Required work
Convert the lines, starting at the first one and ending at the line that contains "svg-text:0: 0: [20, 318, 39, 346]", into a JSON list of strings with one string per line and blank lines omitted.

⟨

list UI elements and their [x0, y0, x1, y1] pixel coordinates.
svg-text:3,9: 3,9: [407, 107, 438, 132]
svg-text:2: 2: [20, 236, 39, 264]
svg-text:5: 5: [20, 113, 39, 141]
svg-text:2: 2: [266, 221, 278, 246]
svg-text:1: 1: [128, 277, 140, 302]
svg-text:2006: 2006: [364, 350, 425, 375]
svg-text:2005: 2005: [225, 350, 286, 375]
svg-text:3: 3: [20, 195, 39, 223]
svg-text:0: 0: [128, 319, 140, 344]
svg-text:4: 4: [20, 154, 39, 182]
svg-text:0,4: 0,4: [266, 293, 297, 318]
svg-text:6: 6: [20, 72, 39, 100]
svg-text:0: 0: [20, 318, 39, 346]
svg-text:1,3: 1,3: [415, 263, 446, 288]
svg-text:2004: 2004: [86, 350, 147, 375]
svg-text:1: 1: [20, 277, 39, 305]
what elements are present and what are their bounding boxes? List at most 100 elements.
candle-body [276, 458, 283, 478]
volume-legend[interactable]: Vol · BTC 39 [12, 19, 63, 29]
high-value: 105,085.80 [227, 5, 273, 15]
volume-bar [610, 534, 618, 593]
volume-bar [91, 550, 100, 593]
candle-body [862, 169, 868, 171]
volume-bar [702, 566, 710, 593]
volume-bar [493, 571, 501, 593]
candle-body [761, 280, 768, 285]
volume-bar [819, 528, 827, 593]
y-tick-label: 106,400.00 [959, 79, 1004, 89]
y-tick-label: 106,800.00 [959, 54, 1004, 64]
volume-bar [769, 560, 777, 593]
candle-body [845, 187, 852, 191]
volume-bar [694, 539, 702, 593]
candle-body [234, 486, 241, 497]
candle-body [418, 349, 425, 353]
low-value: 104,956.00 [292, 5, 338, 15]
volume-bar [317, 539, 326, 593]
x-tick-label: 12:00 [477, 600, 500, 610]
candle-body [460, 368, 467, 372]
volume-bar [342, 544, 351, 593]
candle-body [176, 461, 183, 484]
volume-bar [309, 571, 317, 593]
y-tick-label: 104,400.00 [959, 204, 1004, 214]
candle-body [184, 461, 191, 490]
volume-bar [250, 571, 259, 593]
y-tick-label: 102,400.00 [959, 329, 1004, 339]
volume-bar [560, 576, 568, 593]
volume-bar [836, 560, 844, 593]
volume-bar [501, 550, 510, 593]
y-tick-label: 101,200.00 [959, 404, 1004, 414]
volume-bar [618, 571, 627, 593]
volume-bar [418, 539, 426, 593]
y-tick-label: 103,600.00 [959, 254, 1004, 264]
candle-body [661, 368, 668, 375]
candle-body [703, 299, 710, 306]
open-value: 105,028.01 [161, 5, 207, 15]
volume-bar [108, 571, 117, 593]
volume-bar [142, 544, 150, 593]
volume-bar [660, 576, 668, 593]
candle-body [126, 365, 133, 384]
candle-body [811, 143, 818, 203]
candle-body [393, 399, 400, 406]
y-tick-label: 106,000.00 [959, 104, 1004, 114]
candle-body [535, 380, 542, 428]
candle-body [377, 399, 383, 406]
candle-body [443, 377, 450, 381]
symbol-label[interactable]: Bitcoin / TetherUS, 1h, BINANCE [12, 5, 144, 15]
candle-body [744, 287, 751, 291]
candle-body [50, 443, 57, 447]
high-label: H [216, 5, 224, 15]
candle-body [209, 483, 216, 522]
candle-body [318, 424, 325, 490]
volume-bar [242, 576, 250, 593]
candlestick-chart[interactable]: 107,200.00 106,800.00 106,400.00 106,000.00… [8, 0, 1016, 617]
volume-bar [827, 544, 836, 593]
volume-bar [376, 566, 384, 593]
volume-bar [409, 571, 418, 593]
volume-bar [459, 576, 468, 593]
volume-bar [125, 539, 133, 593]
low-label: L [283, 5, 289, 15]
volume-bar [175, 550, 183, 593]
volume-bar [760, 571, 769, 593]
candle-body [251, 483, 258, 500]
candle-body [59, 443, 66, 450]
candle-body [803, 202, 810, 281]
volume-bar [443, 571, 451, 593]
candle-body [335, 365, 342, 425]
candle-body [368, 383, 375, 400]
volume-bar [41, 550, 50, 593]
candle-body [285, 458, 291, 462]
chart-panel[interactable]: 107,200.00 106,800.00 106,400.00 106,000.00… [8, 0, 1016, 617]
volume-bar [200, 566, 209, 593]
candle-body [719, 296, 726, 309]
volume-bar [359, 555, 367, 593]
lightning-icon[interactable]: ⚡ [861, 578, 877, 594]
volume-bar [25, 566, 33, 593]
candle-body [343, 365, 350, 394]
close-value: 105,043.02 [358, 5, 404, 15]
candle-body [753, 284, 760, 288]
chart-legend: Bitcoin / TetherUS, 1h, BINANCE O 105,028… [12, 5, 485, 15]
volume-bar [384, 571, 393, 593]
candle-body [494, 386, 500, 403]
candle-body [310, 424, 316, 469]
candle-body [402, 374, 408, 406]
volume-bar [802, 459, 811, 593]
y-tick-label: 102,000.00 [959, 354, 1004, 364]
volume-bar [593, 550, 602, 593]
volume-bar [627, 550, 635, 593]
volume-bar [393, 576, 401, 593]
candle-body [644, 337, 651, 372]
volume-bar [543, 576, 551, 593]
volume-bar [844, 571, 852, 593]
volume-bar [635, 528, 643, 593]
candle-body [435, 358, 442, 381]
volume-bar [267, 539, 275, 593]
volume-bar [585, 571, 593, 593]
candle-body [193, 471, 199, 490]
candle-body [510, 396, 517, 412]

⟩

Full output
[
  "list UI elements and their [x0, y0, x1, y1] pixel coordinates.",
  "svg-text:3,9: 3,9: [407, 107, 438, 132]",
  "svg-text:2: 2: [20, 236, 39, 264]",
  "svg-text:5: 5: [20, 113, 39, 141]",
  "svg-text:2: 2: [266, 221, 278, 246]",
  "svg-text:1: 1: [128, 277, 140, 302]",
  "svg-text:2006: 2006: [364, 350, 425, 375]",
  "svg-text:2005: 2005: [225, 350, 286, 375]",
  "svg-text:3: 3: [20, 195, 39, 223]",
  "svg-text:0: 0: [128, 319, 140, 344]",
  "svg-text:4: 4: [20, 154, 39, 182]",
  "svg-text:0,4: 0,4: [266, 293, 297, 318]",
  "svg-text:6: 6: [20, 72, 39, 100]",
  "svg-text:0: 0: [20, 318, 39, 346]"
]